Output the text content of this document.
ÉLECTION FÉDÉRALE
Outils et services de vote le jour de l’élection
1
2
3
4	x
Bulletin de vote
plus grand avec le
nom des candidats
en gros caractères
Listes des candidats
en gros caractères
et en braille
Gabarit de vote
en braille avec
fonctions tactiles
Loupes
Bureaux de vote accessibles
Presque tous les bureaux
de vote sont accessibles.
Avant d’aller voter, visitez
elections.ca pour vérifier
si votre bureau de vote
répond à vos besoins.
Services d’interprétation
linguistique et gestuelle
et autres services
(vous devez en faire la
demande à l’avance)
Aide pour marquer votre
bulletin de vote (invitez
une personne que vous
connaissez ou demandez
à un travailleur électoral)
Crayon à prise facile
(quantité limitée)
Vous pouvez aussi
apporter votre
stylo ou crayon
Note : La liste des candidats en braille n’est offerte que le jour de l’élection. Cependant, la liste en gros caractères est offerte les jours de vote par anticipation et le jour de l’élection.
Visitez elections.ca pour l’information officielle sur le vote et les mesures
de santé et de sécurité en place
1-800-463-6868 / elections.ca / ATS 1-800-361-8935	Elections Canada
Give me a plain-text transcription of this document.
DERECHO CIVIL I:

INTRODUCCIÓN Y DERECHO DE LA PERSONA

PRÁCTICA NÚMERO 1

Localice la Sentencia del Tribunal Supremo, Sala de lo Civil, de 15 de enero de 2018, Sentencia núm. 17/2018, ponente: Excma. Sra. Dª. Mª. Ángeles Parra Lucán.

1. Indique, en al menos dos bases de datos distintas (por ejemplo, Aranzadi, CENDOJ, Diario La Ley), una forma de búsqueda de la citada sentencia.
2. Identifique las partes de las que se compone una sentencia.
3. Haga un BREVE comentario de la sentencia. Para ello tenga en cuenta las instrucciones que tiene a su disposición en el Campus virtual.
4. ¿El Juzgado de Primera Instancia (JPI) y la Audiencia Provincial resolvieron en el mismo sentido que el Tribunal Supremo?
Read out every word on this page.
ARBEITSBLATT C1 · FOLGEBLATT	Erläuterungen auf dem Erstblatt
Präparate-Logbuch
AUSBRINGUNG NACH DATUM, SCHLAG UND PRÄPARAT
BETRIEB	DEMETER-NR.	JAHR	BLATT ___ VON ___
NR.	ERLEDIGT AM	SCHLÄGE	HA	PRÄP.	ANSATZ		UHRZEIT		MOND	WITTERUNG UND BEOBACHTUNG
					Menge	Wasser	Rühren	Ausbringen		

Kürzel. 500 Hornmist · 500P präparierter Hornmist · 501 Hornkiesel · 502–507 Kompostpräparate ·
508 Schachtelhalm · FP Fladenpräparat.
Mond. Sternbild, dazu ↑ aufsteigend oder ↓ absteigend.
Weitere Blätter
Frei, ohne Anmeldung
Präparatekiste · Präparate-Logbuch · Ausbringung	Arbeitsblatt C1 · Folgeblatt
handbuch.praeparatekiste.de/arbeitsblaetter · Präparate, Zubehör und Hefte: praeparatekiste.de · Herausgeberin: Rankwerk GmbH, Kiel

__TASK STATEMENT__: Write out every entry word for word.

__RESPONSE FOR THIS EXERCISE__:
Output the text content of this document.
ÉLECTION FÉDÉRALE
Outils et services de vote le jour de l’élection
1
2
3
4	x
Bulletin de vote
plus grand avec le
nom des candidats
en gros caractères
Listes des candidats
en gros caractères
et en braille
Gabarit de vote
en braille avec
fonctions tactiles
Loupes
Bureaux de vote accessibles
Presque tous les bureaux
de vote sont accessibles.
Avant d’aller voter, visitez
elections.ca pour vérifier
si votre bureau de vote
répond à vos besoins.
Services d’interprétation
linguistique et gestuelle
et autres services
(vous devez en faire la
demande à l’avance)
Aide pour marquer votre
bulletin de vote (invitez
une personne que vous
connaissez ou demandez
à un travailleur électoral)
Crayon à prise facile
(quantité limitée)
Vous pouvez aussi
apporter votre
stylo ou crayon
Note : La liste des candidats en braille n’est offerte que le jour de l’élection. Cependant, la liste en gros caractères est offerte les jours de vote par anticipation et le jour de l’élection.
Visitez elections.ca pour l’information officielle sur le vote et les mesures
de santé et de sécurité en place
1-800-463-6868 / elections.ca / ATS 1-800-361-8935	Elections Canada
Give me a plain-text transcription of this document.
DERECHO CIVIL I:

INTRODUCCIÓN Y DERECHO DE LA PERSONA

PRÁCTICA NÚMERO 1

Localice la Sentencia del Tribunal Supremo, Sala de lo Civil, de 15 de enero de 2018, Sentencia núm. 17/2018, ponente: Excma. Sra. Dª. Mª. Ángeles Parra Lucán.

1. Indique, en al menos dos bases de datos distintas (por ejemplo, Aranzadi, CENDOJ, Diario La Ley), una forma de búsqueda de la citada sentencia.
2. Identifique las partes de las que se compone una sentencia.
3. Haga un BREVE comentario de la sentencia. Para ello tenga en cuenta las instrucciones que tiene a su disposición en el Campus virtual.
4. ¿El Juzgado de Primera Instancia (JPI) y la Audiencia Provincial resolvieron en el mismo sentido que el Tribunal Supremo?
Read out every word on this page.
ARBEITSBLATT C1 · FOLGEBLATT	Erläuterungen auf dem Erstblatt
Präparate-Logbuch
AUSBRINGUNG NACH DATUM, SCHLAG UND PRÄPARAT
BETRIEB	DEMETER-NR.	JAHR	BLATT ___ VON ___
NR.	ERLEDIGT AM	SCHLÄGE	HA	PRÄP.	ANSATZ		UHRZEIT		MOND	WITTERUNG UND BEOBACHTUNG
					Menge	Wasser	Rühren	Ausbringen		

Kürzel. 500 Hornmist · 500P präparierter Hornmist · 501 Hornkiesel · 502–507 Kompostpräparate ·
508 Schachtelhalm · FP Fladenpräparat.
Mond. Sternbild, dazu ↑ aufsteigend oder ↓ absteigend.
Weitere Blätter
Frei, ohne Anmeldung
Präparatekiste · Präparate-Logbuch · Ausbringung	Arbeitsblatt C1 · Folgeblatt
handbuch.praeparatekiste.de/arbeitsblaetter · Präparate, Zubehör und Hefte: praeparatekiste.de · Herausgeberin: Rankwerk GmbH, Kiel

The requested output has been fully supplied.